Exercise:
In your copy, include every line of the listing below exactly but none of the pictures.

Materials provided:
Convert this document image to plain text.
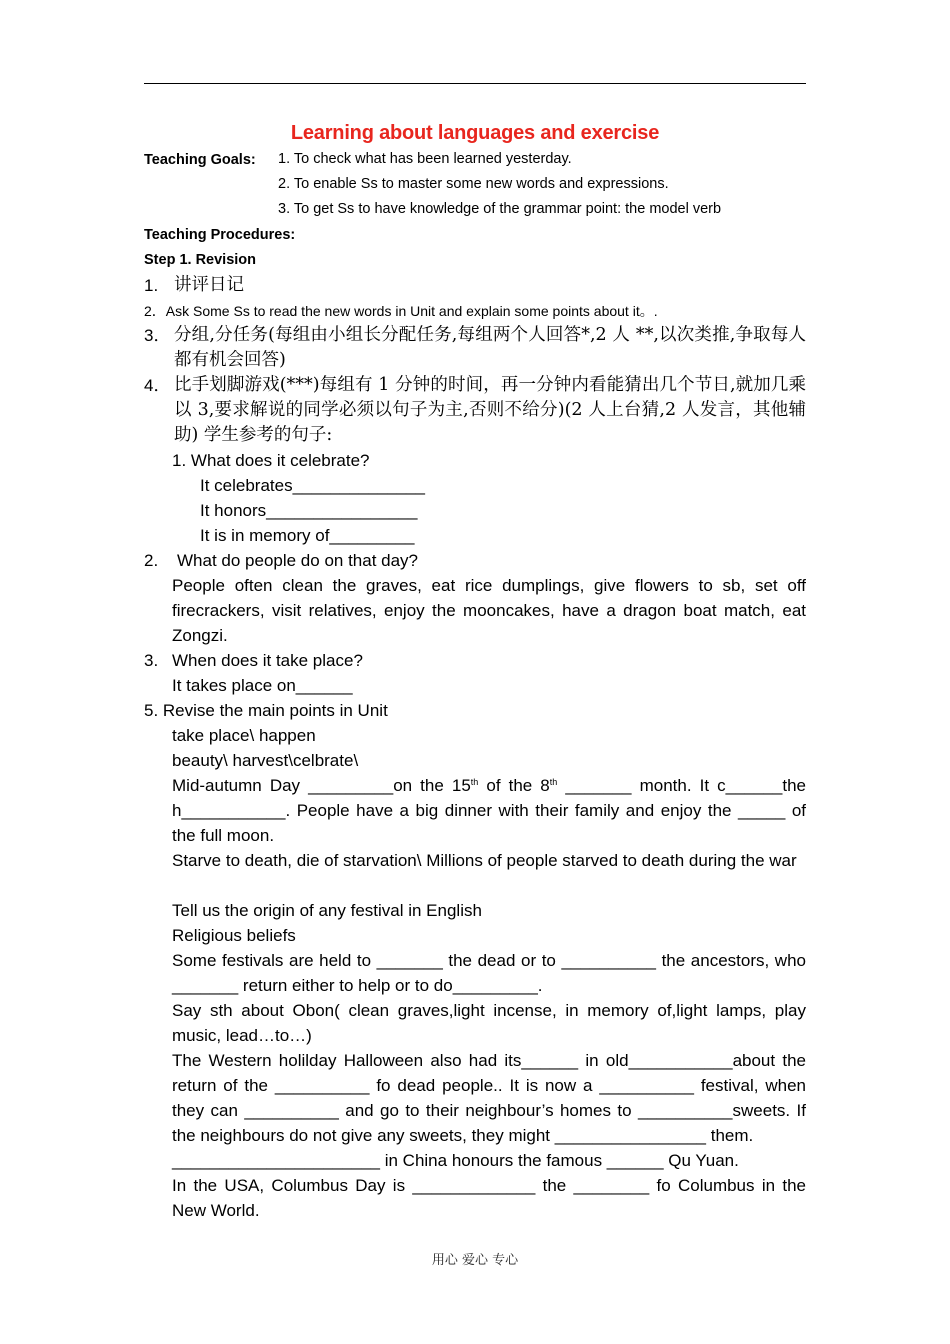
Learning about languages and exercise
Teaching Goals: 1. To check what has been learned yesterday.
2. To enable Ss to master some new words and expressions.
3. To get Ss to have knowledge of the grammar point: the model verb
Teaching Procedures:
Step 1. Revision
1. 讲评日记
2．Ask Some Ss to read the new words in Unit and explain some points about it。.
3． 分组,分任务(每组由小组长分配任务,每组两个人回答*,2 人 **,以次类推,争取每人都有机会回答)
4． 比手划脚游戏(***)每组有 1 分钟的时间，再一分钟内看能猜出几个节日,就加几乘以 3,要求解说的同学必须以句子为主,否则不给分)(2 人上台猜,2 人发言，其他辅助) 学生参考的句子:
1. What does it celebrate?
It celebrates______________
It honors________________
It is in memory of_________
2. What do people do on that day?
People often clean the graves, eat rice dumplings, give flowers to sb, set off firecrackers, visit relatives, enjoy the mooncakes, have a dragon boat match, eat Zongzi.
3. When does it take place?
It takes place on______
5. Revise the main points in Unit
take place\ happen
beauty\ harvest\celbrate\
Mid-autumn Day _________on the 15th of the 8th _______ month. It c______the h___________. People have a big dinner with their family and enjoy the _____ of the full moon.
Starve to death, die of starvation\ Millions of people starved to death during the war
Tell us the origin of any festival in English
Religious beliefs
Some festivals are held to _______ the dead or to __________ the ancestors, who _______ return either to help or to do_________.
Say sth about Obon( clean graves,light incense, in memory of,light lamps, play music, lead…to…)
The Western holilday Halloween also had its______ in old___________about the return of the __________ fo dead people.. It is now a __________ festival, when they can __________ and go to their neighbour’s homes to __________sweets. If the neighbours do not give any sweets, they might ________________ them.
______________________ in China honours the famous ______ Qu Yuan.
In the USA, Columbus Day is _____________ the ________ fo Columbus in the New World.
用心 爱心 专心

The result:
Convert this document image to plain text.
Learning about languages and exercise
Teaching Goals: 1. To check what has been learned yesterday.
2. To enable Ss to master some new words and expressions.
3. To get Ss to have knowledge of the grammar point: the model verb
Teaching Procedures:
Step 1. Revision
1. 讲评日记
2．Ask Some Ss to read the new words in Unit and explain some points about it。.
3． 分组,分任务(每组由小组长分配任务,每组两个人回答*,2 人 **,以次类推,争取每人都有机会回答)
4． 比手划脚游戏(***)每组有 1 分钟的时间，再一分钟内看能猜出几个节日,就加几乘以 3,要求解说的同学必须以句子为主,否则不给分)(2 人上台猜,2 人发言，其他辅助) 学生参考的句子:
1. What does it celebrate?
It celebrates______________
It honors________________
It is in memory of_________
2. What do people do on that day?
People often clean the graves, eat rice dumplings, give flowers to sb, set off firecrackers, visit relatives, enjoy the mooncakes, have a dragon boat match, eat Zongzi.
3. When does it take place?
It takes place on______
5. Revise the main points in Unit
take place\ happen
beauty\ harvest\celbrate\
Mid-autumn Day _________on the 15th of the 8th _______ month. It c______the h___________. People have a big dinner with their family and enjoy the _____ of the full moon.
Starve to death, die of starvation\ Millions of people starved to death during the war
Tell us the origin of any festival in English
Religious beliefs
Some festivals are held to _______ the dead or to __________ the ancestors, who _______ return either to help or to do_________.
Say sth about Obon( clean graves,light incense, in memory of,light lamps, play music, lead…to…)
The Western holilday Halloween also had its______ in old___________about the return of the __________ fo dead people.. It is now a __________ festival, when they can __________ and go to their neighbour’s homes to __________sweets. If the neighbours do not give any sweets, they might ________________ them.
______________________ in China honours the famous ______ Qu Yuan.
In the USA, Columbus Day is _____________ the ________ fo Columbus in the New World.
用心 爱心 专心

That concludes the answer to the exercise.